> Prompt:
Repeat every line below exactly, word for word.
== Excerpted data ==
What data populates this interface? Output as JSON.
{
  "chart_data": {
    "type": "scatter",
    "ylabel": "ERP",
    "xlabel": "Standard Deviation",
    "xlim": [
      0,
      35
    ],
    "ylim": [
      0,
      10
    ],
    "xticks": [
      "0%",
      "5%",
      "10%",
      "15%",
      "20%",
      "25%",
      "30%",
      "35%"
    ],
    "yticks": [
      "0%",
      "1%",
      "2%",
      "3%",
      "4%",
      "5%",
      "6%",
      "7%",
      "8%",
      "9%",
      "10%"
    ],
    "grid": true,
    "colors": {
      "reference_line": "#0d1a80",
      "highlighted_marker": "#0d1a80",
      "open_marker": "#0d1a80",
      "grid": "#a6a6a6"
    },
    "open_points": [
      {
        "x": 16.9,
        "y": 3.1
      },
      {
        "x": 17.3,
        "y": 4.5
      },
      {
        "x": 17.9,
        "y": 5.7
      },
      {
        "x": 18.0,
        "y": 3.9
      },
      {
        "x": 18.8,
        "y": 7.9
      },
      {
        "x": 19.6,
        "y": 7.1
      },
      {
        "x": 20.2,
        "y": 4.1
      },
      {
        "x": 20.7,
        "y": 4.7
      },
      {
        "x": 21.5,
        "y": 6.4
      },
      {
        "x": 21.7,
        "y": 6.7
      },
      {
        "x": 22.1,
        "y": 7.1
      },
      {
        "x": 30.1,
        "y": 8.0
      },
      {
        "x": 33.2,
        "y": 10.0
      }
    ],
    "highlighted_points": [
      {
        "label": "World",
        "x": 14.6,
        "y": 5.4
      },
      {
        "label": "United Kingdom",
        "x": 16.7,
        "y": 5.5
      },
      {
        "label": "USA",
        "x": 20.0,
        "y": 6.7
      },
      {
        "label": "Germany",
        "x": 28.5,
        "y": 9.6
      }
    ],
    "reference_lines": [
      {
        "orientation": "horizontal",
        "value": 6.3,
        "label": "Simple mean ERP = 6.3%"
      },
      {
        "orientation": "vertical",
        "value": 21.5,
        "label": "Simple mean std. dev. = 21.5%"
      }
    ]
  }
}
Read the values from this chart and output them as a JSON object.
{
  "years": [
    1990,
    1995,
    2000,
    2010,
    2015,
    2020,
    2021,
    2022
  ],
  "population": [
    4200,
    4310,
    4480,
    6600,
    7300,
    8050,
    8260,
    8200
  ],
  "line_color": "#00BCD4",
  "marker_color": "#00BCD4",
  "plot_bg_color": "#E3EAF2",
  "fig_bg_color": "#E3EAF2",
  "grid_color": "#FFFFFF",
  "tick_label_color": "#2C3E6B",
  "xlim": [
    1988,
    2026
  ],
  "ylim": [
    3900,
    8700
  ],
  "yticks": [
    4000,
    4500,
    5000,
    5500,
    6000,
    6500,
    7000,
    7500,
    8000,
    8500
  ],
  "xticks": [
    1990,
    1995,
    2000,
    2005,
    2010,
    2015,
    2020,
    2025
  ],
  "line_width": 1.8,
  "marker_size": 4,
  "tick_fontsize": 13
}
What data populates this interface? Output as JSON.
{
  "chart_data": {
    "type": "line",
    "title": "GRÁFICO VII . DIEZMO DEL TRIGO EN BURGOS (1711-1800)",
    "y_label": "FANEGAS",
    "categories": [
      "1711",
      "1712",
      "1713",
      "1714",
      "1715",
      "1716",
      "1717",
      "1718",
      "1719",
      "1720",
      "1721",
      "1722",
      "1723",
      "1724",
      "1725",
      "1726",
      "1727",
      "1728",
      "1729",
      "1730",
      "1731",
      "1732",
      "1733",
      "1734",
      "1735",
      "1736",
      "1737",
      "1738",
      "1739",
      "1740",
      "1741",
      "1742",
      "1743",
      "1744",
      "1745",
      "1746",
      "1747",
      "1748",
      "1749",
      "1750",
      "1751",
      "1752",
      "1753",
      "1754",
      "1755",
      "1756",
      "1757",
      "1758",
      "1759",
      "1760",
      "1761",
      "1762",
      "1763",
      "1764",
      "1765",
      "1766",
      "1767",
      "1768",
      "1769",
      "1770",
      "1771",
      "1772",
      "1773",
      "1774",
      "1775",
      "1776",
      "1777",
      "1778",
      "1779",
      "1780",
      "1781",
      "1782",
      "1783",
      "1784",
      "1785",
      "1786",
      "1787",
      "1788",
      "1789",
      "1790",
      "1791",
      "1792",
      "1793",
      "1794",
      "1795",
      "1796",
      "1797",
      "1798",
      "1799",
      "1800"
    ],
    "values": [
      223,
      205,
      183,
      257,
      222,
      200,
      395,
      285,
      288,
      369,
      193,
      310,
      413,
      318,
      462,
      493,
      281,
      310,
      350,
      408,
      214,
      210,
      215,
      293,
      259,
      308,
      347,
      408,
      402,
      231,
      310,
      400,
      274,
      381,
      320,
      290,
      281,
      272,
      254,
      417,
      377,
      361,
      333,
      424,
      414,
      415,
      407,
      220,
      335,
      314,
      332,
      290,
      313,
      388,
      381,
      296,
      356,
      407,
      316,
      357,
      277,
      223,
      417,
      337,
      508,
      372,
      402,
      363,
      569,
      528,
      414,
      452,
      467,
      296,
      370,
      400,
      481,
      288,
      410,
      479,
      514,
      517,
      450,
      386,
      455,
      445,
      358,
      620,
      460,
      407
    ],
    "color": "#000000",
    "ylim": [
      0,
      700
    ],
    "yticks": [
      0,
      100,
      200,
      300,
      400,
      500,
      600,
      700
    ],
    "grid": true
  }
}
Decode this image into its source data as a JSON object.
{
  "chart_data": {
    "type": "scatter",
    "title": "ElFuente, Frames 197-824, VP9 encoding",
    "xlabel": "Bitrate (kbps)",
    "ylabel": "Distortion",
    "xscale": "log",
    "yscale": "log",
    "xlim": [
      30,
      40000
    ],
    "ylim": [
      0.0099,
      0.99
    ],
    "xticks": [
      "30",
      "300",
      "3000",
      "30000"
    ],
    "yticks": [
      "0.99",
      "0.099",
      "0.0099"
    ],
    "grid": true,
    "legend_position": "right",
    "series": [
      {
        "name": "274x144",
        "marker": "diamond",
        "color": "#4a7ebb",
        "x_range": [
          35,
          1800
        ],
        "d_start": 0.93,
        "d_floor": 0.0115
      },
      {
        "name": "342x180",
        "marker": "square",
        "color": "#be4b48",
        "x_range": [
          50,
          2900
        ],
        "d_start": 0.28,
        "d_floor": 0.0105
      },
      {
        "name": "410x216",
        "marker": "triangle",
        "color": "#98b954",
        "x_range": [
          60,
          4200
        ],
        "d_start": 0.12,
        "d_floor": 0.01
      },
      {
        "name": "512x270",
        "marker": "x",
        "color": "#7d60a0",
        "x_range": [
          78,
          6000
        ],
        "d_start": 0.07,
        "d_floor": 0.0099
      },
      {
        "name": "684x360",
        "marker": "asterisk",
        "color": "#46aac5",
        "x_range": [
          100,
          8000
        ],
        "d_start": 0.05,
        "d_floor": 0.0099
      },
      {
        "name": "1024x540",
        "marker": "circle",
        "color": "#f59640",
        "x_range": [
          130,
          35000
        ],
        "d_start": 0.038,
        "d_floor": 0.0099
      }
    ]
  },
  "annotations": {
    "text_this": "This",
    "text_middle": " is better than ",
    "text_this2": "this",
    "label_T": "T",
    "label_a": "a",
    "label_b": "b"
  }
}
===
> Correct response:
What data populates this interface? Output as JSON.
{
  "chart_data": {
    "type": "scatter",
    "ylabel": "ERP",
    "xlabel": "Standard Deviation",
    "xlim": [
      0,
      35
    ],
    "ylim": [
      0,
      10
    ],
    "xticks": [
      "0%",
      "5%",
      "10%",
      "15%",
      "20%",
      "25%",
      "30%",
      "35%"
    ],
    "yticks": [
      "0%",
      "1%",
      "2%",
      "3%",
      "4%",
      "5%",
      "6%",
      "7%",
      "8%",
      "9%",
      "10%"
    ],
    "grid": true,
    "colors": {
      "reference_line": "#0d1a80",
      "highlighted_marker": "#0d1a80",
      "open_marker": "#0d1a80",
      "grid": "#a6a6a6"
    },
    "open_points": [
      {
        "x": 16.9,
        "y": 3.1
      },
      {
        "x": 17.3,
        "y": 4.5
      },
      {
        "x": 17.9,
        "y": 5.7
      },
      {
        "x": 18.0,
        "y": 3.9
      },
      {
        "x": 18.8,
        "y": 7.9
      },
      {
        "x": 19.6,
        "y": 7.1
      },
      {
        "x": 20.2,
        "y": 4.1
      },
      {
        "x": 20.7,
        "y": 4.7
      },
      {
        "x": 21.5,
        "y": 6.4
      },
      {
        "x": 21.7,
        "y": 6.7
      },
      {
        "x": 22.1,
        "y": 7.1
      },
      {
        "x": 30.1,
        "y": 8.0
      },
      {
        "x": 33.2,
        "y": 10.0
      }
    ],
    "highlighted_points": [
      {
        "label": "World",
        "x": 14.6,
        "y": 5.4
      },
      {
        "label": "United Kingdom",
        "x": 16.7,
        "y": 5.5
      },
      {
        "label": "USA",
        "x": 20.0,
        "y": 6.7
      },
      {
        "label": "Germany",
        "x": 28.5,
        "y": 9.6
      }
    ],
    "reference_lines": [
      {
        "orientation": "horizontal",
        "value": 6.3,
        "label": "Simple mean ERP = 6.3%"
      },
      {
        "orientation": "vertical",
        "value": 21.5,
        "label": "Simple mean std. dev. = 21.5%"
      }
    ]
  }
}
Read the values from this chart and output them as a JSON object.
{
  "years": [
    1990,
    1995,
    2000,
    2010,
    2015,
    2020,
    2021,
    2022
  ],
  "population": [
    4200,
    4310,
    4480,
    6600,
    7300,
    8050,
    8260,
    8200
  ],
  "line_color": "#00BCD4",
  "marker_color": "#00BCD4",
  "plot_bg_color": "#E3EAF2",
  "fig_bg_color": "#E3EAF2",
  "grid_color": "#FFFFFF",
  "tick_label_color": "#2C3E6B",
  "xlim": [
    1988,
    2026
  ],
  "ylim": [
    3900,
    8700
  ],
  "yticks": [
    4000,
    4500,
    5000,
    5500,
    6000,
    6500,
    7000,
    7500,
    8000,
    8500
  ],
  "xticks": [
    1990,
    1995,
    2000,
    2005,
    2010,
    2015,
    2020,
    2025
  ],
  "line_width": 1.8,
  "marker_size": 4,
  "tick_fontsize": 13
}
What data populates this interface? Output as JSON.
{
  "chart_data": {
    "type": "line",
    "title": "GRÁFICO VII . DIEZMO DEL TRIGO EN BURGOS (1711-1800)",
    "y_label": "FANEGAS",
    "categories": [
      "1711",
      "1712",
      "1713",
      "1714",
      "1715",
      "1716",
      "1717",
      "1718",
      "1719",
      "1720",
      "1721",
      "1722",
      "1723",
      "1724",
      "1725",
      "1726",
      "1727",
      "1728",
      "1729",
      "1730",
      "1731",
      "1732",
      "1733",
      "1734",
      "1735",
      "1736",
      "1737",
      "1738",
      "1739",
      "1740",
      "1741",
      "1742",
      "1743",
      "1744",
      "1745",
      "1746",
      "1747",
      "1748",
      "1749",
      "1750",
      "1751",
      "1752",
      "1753",
      "1754",
      "1755",
      "1756",
      "1757",
      "1758",
      "1759",
      "1760",
      "1761",
      "1762",
      "1763",
      "1764",
      "1765",
      "1766",
      "1767",
      "1768",
      "1769",
      "1770",
      "1771",
      "1772",
      "1773",
      "1774",
      "1775",
      "1776",
      "1777",
      "1778",
      "1779",
      "1780",
      "1781",
      "1782",
      "1783",
      "1784",
      "1785",
      "1786",
      "1787",
      "1788",
      "1789",
      "1790",
      "1791",
      "1792",
      "1793",
      "1794",
      "1795",
      "1796",
      "1797",
      "1798",
      "1799",
      "1800"
    ],
    "values": [
      223,
      205,
      183,
      257,
      222,
      200,
      395,
      285,
      288,
      369,
      193,
      310,
      413,
      318,
      462,
      493,
      281,
      310,
      350,
      408,
      214,
      210,
      215,
      293,
      259,
      308,
      347,
      408,
      402,
      231,
      310,
      400,
      274,
      381,
      320,
      290,
      281,
      272,
      254,
      417,
      377,
      361,
      333,
      424,
      414,
      415,
      407,
      220,
      335,
      314,
      332,
      290,
      313,
      388,
      381,
      296,
      356,
      407,
      316,
      357,
      277,
      223,
      417,
      337,
      508,
      372,
      402,
      363,
      569,
      528,
      414,
      452,
      467,
      296,
      370,
      400,
      481,
      288,
      410,
      479,
      514,
      517,
      450,
      386,
      455,
      445,
      358,
      620,
      460,
      407
    ],
    "color": "#000000",
    "ylim": [
      0,
      700
    ],
    "yticks": [
      0,
      100,
      200,
      300,
      400,
      500,
      600,
      700
    ],
    "grid": true
  }
}
Decode this image into its source data as a JSON object.
{
  "chart_data": {
    "type": "scatter",
    "title": "ElFuente, Frames 197-824, VP9 encoding",
    "xlabel": "Bitrate (kbps)",
    "ylabel": "Distortion",
    "xscale": "log",
    "yscale": "log",
    "xlim": [
      30,
      40000
    ],
    "ylim": [
      0.0099,
      0.99
    ],
    "xticks": [
      "30",
      "300",
      "3000",
      "30000"
    ],
    "yticks": [
      "0.99",
      "0.099",
      "0.0099"
    ],
    "grid": true,
    "legend_position": "right",
    "series": [
      {
        "name": "274x144",
        "marker": "diamond",
        "color": "#4a7ebb",
        "x_range": [
          35,
          1800
        ],
        "d_start": 0.93,
        "d_floor": 0.0115
      },
      {
        "name": "342x180",
        "marker": "square",
        "color": "#be4b48",
        "x_range": [
          50,
          2900
        ],
        "d_start": 0.28,
        "d_floor": 0.0105
      },
      {
        "name": "410x216",
        "marker": "triangle",
        "color": "#98b954",
        "x_range": [
          60,
          4200
        ],
        "d_start": 0.12,
        "d_floor": 0.01
      },
      {
        "name": "512x270",
        "marker": "x",
        "color": "#7d60a0",
        "x_range": [
          78,
          6000
        ],
        "d_start": 0.07,
        "d_floor": 0.0099
      },
      {
        "name": "684x360",
        "marker": "asterisk",
        "color": "#46aac5",
        "x_range": [
          100,
          8000
        ],
        "d_start": 0.05,
        "d_floor": 0.0099
      },
      {
        "name": "1024x540",
        "marker": "circle",
        "color": "#f59640",
        "x_range": [
          130,
          35000
        ],
        "d_start": 0.038,
        "d_floor": 0.0099
      }
    ]
  },
  "annotations": {
    "text_this": "This",
    "text_middle": " is better than ",
    "text_this2": "this",
    "label_T": "T",
    "label_a": "a",
    "label_b": "b"
  }
}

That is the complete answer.